Each line below should be reproduced without any alteration.

#### MATERIAL TO PROCESS

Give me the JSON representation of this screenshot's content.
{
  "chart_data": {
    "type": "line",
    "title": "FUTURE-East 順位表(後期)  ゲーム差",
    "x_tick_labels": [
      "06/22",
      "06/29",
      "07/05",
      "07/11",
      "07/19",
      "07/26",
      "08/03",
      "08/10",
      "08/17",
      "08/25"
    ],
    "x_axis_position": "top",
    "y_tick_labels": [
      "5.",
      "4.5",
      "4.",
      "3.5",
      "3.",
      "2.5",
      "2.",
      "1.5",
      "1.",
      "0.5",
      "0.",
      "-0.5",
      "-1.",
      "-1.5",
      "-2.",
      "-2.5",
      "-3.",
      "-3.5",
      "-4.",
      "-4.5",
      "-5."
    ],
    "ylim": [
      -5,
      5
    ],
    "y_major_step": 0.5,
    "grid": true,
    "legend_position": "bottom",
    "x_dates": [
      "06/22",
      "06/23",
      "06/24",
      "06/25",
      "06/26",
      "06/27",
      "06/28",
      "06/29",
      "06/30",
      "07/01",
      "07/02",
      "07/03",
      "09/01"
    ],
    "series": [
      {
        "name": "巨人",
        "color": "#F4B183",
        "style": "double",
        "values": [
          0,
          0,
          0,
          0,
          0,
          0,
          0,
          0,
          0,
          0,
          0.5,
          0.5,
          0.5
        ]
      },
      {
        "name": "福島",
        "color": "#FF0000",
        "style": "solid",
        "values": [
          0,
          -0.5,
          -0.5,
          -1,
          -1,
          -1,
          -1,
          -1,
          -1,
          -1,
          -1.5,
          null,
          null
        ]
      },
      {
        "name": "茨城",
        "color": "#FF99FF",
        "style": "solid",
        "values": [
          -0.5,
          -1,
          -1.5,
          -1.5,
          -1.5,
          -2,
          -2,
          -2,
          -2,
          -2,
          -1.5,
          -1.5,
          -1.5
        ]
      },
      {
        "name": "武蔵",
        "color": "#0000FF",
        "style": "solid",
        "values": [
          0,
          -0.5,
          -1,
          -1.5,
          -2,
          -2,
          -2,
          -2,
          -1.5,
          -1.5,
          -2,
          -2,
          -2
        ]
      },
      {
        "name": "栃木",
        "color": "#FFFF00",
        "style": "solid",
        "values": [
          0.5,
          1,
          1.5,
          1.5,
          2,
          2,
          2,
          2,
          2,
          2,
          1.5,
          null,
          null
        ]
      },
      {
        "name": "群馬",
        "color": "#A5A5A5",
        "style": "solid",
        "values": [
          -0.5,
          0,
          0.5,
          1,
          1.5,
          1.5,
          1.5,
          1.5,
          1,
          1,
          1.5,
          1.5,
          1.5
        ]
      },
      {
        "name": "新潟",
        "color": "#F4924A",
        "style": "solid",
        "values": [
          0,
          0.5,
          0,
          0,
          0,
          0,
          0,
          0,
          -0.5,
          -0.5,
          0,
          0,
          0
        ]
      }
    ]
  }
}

########

## COMPLETED EXERCISE
Give me the JSON representation of this screenshot's content.
{
  "chart_data": {
    "type": "line",
    "title": "FUTURE-East 順位表(後期)  ゲーム差",
    "x_tick_labels": [
      "06/22",
      "06/29",
      "07/05",
      "07/11",
      "07/19",
      "07/26",
      "08/03",
      "08/10",
      "08/17",
      "08/25"
    ],
    "x_axis_position": "top",
    "y_tick_labels": [
      "5.",
      "4.5",
      "4.",
      "3.5",
      "3.",
      "2.5",
      "2.",
      "1.5",
      "1.",
      "0.5",
      "0.",
      "-0.5",
      "-1.",
      "-1.5",
      "-2.",
      "-2.5",
      "-3.",
      "-3.5",
      "-4.",
      "-4.5",
      "-5."
    ],
    "ylim": [
      -5,
      5
    ],
    "y_major_step": 0.5,
    "grid": true,
    "legend_position": "bottom",
    "x_dates": [
      "06/22",
      "06/23",
      "06/24",
      "06/25",
      "06/26",
      "06/27",
      "06/28",
      "06/29",
      "06/30",
      "07/01",
      "07/02",
      "07/03",
      "09/01"
    ],
    "series": [
      {
        "name": "巨人",
        "color": "#F4B183",
        "style": "double",
        "values": [
          0,
          0,
          0,
          0,
          0,
          0,
          0,
          0,
          0,
          0,
          0.5,
          0.5,
          0.5
        ]
      },
      {
        "name": "福島",
        "color": "#FF0000",
        "style": "solid",
        "values": [
          0,
          -0.5,
          -0.5,
          -1,
          -1,
          -1,
          -1,
          -1,
          -1,
          -1,
          -1.5,
          null,
          null
        ]
      },
      {
        "name": "茨城",
        "color": "#FF99FF",
        "style": "solid",
        "values": [
          -0.5,
          -1,
          -1.5,
          -1.5,
          -1.5,
          -2,
          -2,
          -2,
          -2,
          -2,
          -1.5,
          -1.5,
          -1.5
        ]
      },
      {
        "name": "武蔵",
        "color": "#0000FF",
        "style": "solid",
        "values": [
          0,
          -0.5,
          -1,
          -1.5,
          -2,
          -2,
          -2,
          -2,
          -1.5,
          -1.5,
          -2,
          -2,
          -2
        ]
      },
      {
        "name": "栃木",
        "color": "#FFFF00",
        "style": "solid",
        "values": [
          0.5,
          1,
          1.5,
          1.5,
          2,
          2,
          2,
          2,
          2,
          2,
          1.5,
          null,
          null
        ]
      },
      {
        "name": "群馬",
        "color": "#A5A5A5",
        "style": "solid",
        "values": [
          -0.5,
          0,
          0.5,
          1,
          1.5,
          1.5,
          1.5,
          1.5,
          1,
          1,
          1.5,
          1.5,
          1.5
        ]
      },
      {
        "name": "新潟",
        "color": "#F4924A",
        "style": "solid",
        "values": [
          0,
          0.5,
          0,
          0,
          0,
          0,
          0,
          0,
          -0.5,
          -0.5,
          0,
          0,
          0
        ]
      }
    ]
  }
}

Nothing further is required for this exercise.